Repeat the entire listing exactly as written.

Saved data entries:
** START **

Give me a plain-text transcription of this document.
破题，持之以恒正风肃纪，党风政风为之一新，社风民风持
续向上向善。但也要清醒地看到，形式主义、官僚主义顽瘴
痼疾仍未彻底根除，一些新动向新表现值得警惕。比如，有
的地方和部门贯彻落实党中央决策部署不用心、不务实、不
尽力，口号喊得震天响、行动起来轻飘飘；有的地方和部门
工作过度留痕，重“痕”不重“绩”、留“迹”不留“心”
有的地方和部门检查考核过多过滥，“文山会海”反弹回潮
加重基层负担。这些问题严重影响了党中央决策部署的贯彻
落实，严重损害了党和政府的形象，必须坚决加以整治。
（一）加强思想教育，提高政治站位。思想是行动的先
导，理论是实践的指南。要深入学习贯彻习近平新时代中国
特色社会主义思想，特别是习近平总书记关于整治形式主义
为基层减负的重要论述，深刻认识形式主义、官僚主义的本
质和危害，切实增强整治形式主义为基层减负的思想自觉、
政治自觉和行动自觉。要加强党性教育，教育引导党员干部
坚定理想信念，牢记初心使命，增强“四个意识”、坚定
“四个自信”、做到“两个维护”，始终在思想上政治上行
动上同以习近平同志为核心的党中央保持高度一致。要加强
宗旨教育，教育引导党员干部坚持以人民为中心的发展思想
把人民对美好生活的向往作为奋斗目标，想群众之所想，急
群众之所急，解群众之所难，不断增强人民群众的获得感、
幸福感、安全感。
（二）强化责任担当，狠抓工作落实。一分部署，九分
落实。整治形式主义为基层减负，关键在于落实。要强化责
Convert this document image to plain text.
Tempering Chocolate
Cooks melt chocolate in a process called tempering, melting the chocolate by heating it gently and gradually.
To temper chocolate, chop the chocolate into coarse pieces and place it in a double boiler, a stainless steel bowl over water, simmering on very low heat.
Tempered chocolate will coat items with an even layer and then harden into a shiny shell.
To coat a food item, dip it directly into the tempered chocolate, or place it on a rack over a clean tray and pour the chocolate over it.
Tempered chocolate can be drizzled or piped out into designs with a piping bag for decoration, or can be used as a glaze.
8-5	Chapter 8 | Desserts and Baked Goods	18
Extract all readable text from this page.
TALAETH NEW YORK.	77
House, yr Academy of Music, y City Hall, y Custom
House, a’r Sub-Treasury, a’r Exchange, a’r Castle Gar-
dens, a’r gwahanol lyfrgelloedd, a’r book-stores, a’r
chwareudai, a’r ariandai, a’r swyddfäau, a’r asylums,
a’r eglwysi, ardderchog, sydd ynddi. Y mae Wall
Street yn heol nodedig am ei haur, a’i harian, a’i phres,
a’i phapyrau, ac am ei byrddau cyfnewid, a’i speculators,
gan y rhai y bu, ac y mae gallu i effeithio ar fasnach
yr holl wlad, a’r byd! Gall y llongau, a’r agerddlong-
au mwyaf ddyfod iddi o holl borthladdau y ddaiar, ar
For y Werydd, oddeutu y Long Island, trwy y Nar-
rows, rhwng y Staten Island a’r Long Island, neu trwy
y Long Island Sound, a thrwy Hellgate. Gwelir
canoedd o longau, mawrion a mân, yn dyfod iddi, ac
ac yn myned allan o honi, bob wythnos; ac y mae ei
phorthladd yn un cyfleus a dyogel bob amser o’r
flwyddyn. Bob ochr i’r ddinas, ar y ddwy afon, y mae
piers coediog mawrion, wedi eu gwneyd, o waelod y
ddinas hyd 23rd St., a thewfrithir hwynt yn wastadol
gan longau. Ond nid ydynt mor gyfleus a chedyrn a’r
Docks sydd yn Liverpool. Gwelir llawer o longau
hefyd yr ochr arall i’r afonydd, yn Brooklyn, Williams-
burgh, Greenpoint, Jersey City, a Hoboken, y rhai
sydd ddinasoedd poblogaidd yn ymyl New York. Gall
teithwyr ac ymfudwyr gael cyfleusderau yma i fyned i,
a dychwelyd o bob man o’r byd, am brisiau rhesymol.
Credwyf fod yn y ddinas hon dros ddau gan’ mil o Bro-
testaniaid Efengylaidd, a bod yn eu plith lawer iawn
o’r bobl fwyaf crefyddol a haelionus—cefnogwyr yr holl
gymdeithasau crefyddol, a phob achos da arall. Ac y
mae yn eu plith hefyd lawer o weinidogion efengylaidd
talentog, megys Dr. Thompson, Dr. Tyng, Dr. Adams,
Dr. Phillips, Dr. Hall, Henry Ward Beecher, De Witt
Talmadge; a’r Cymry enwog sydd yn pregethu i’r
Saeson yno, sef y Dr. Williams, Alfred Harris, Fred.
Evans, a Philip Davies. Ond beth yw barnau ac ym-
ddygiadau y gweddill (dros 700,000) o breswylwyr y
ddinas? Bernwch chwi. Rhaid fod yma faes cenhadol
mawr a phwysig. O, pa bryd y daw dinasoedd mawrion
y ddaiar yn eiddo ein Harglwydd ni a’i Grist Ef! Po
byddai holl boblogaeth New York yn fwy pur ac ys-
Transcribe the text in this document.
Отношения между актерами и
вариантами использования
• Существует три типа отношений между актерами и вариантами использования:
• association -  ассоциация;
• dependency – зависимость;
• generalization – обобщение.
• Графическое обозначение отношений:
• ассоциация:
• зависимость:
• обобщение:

** END **

• Exercise result:
Give me a plain-text transcription of this document.
破题，持之以恒正风肃纪，党风政风为之一新，社风民风持
续向上向善。但也要清醒地看到，形式主义、官僚主义顽瘴
痼疾仍未彻底根除，一些新动向新表现值得警惕。比如，有
的地方和部门贯彻落实党中央决策部署不用心、不务实、不
尽力，口号喊得震天响、行动起来轻飘飘；有的地方和部门
工作过度留痕，重“痕”不重“绩”、留“迹”不留“心”
有的地方和部门检查考核过多过滥，“文山会海”反弹回潮
加重基层负担。这些问题严重影响了党中央决策部署的贯彻
落实，严重损害了党和政府的形象，必须坚决加以整治。
（一）加强思想教育，提高政治站位。思想是行动的先
导，理论是实践的指南。要深入学习贯彻习近平新时代中国
特色社会主义思想，特别是习近平总书记关于整治形式主义
为基层减负的重要论述，深刻认识形式主义、官僚主义的本
质和危害，切实增强整治形式主义为基层减负的思想自觉、
政治自觉和行动自觉。要加强党性教育，教育引导党员干部
坚定理想信念，牢记初心使命，增强“四个意识”、坚定
“四个自信”、做到“两个维护”，始终在思想上政治上行
动上同以习近平同志为核心的党中央保持高度一致。要加强
宗旨教育，教育引导党员干部坚持以人民为中心的发展思想
把人民对美好生活的向往作为奋斗目标，想群众之所想，急
群众之所急，解群众之所难，不断增强人民群众的获得感、
幸福感、安全感。
（二）强化责任担当，狠抓工作落实。一分部署，九分
落实。整治形式主义为基层减负，关键在于落实。要强化责
Convert this document image to plain text.
Tempering Chocolate
Cooks melt chocolate in a process called tempering, melting the chocolate by heating it gently and gradually.
To temper chocolate, chop the chocolate into coarse pieces and place it in a double boiler, a stainless steel bowl over water, simmering on very low heat.
Tempered chocolate will coat items with an even layer and then harden into a shiny shell.
To coat a food item, dip it directly into the tempered chocolate, or place it on a rack over a clean tray and pour the chocolate over it.
Tempered chocolate can be drizzled or piped out into designs with a piping bag for decoration, or can be used as a glaze.
8-5	Chapter 8 | Desserts and Baked Goods	18
Extract all readable text from this page.
TALAETH NEW YORK.	77
House, yr Academy of Music, y City Hall, y Custom
House, a’r Sub-Treasury, a’r Exchange, a’r Castle Gar-
dens, a’r gwahanol lyfrgelloedd, a’r book-stores, a’r
chwareudai, a’r ariandai, a’r swyddfäau, a’r asylums,
a’r eglwysi, ardderchog, sydd ynddi. Y mae Wall
Street yn heol nodedig am ei haur, a’i harian, a’i phres,
a’i phapyrau, ac am ei byrddau cyfnewid, a’i speculators,
gan y rhai y bu, ac y mae gallu i effeithio ar fasnach
yr holl wlad, a’r byd! Gall y llongau, a’r agerddlong-
au mwyaf ddyfod iddi o holl borthladdau y ddaiar, ar
For y Werydd, oddeutu y Long Island, trwy y Nar-
rows, rhwng y Staten Island a’r Long Island, neu trwy
y Long Island Sound, a thrwy Hellgate. Gwelir
canoedd o longau, mawrion a mân, yn dyfod iddi, ac
ac yn myned allan o honi, bob wythnos; ac y mae ei
phorthladd yn un cyfleus a dyogel bob amser o’r
flwyddyn. Bob ochr i’r ddinas, ar y ddwy afon, y mae
piers coediog mawrion, wedi eu gwneyd, o waelod y
ddinas hyd 23rd St., a thewfrithir hwynt yn wastadol
gan longau. Ond nid ydynt mor gyfleus a chedyrn a’r
Docks sydd yn Liverpool. Gwelir llawer o longau
hefyd yr ochr arall i’r afonydd, yn Brooklyn, Williams-
burgh, Greenpoint, Jersey City, a Hoboken, y rhai
sydd ddinasoedd poblogaidd yn ymyl New York. Gall
teithwyr ac ymfudwyr gael cyfleusderau yma i fyned i,
a dychwelyd o bob man o’r byd, am brisiau rhesymol.
Credwyf fod yn y ddinas hon dros ddau gan’ mil o Bro-
testaniaid Efengylaidd, a bod yn eu plith lawer iawn
o’r bobl fwyaf crefyddol a haelionus—cefnogwyr yr holl
gymdeithasau crefyddol, a phob achos da arall. Ac y
mae yn eu plith hefyd lawer o weinidogion efengylaidd
talentog, megys Dr. Thompson, Dr. Tyng, Dr. Adams,
Dr. Phillips, Dr. Hall, Henry Ward Beecher, De Witt
Talmadge; a’r Cymry enwog sydd yn pregethu i’r
Saeson yno, sef y Dr. Williams, Alfred Harris, Fred.
Evans, a Philip Davies. Ond beth yw barnau ac ym-
ddygiadau y gweddill (dros 700,000) o breswylwyr y
ddinas? Bernwch chwi. Rhaid fod yma faes cenhadol
mawr a phwysig. O, pa bryd y daw dinasoedd mawrion
y ddaiar yn eiddo ein Harglwydd ni a’i Grist Ef! Po
byddai holl boblogaeth New York yn fwy pur ac ys-
Transcribe the text in this document.
Отношения между актерами и
вариантами использования
• Существует три типа отношений между актерами и вариантами использования:
• association -  ассоциация;
• dependency – зависимость;
• generalization – обобщение.
• Графическое обозначение отношений:
• ассоциация:
• зависимость:
• обобщение:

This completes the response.